### Required task
Your task is to copy every line of the entries that contains "Operating".

(Figure collection entries)
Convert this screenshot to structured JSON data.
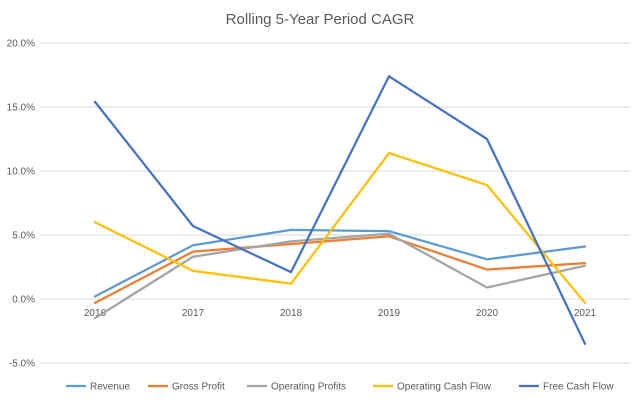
{
  "chart_data": {
    "type": "line",
    "title": "Rolling 5-Year Period CAGR",
    "xlabel": "",
    "ylabel": "",
    "categories": [
      "2016",
      "2017",
      "2018",
      "2019",
      "2020",
      "2021"
    ],
    "y_ticks": [
      "-5.0%",
      "0.0%",
      "5.0%",
      "10.0%",
      "15.0%",
      "20.0%"
    ],
    "ylim": [
      -5,
      20
    ],
    "grid": true,
    "legend_position": "bottom",
    "series": [
      {
        "name": "Revenue",
        "color": "#5b9bd5",
        "values": [
          0.2,
          4.2,
          5.4,
          5.3,
          3.1,
          4.1
        ]
      },
      {
        "name": "Gross Profit",
        "color": "#ed7d31",
        "values": [
          -0.3,
          3.7,
          4.3,
          4.9,
          2.3,
          2.8
        ]
      },
      {
        "name": "Operating Profits",
        "color": "#a5a5a5",
        "values": [
          -1.5,
          3.3,
          4.5,
          5.1,
          0.9,
          2.6
        ]
      },
      {
        "name": "Operating Cash Flow",
        "color": "#ffc000",
        "values": [
          6.0,
          2.2,
          1.2,
          11.4,
          8.9,
          -0.3
        ]
      },
      {
        "name": "Free Cash Flow",
        "color": "#4472c4",
        "values": [
          15.4,
          5.7,
          2.1,
          17.4,
          12.5,
          -3.5
        ]
      }
    ]
  }
}
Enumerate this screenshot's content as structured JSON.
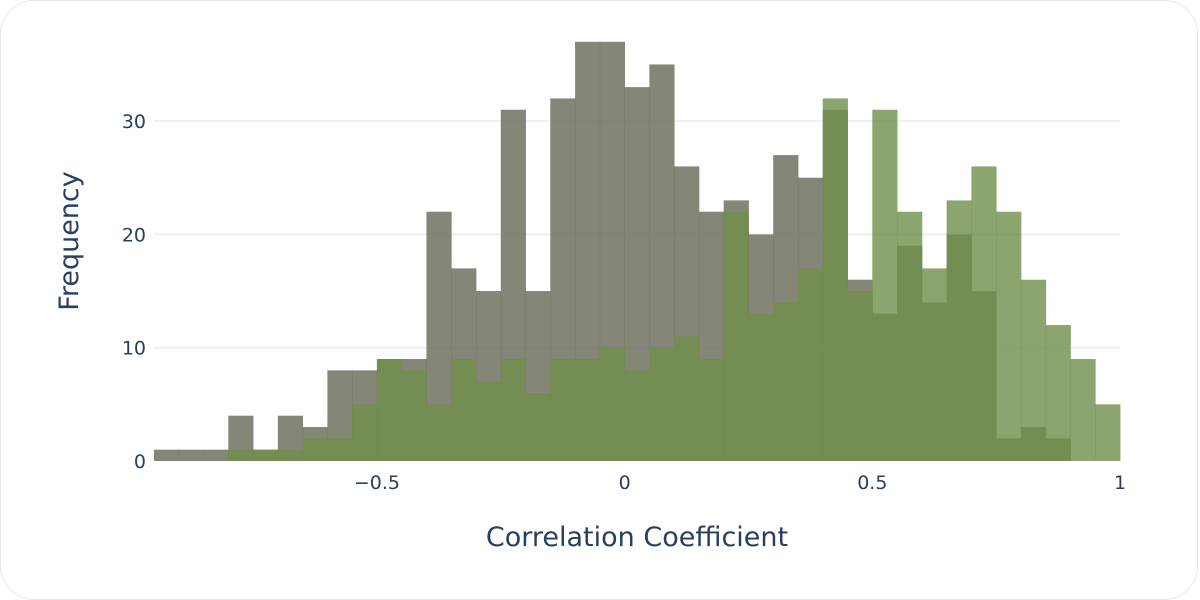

### Task output
        "name": "Operating Profits",
        "name": "Operating Cash Flow",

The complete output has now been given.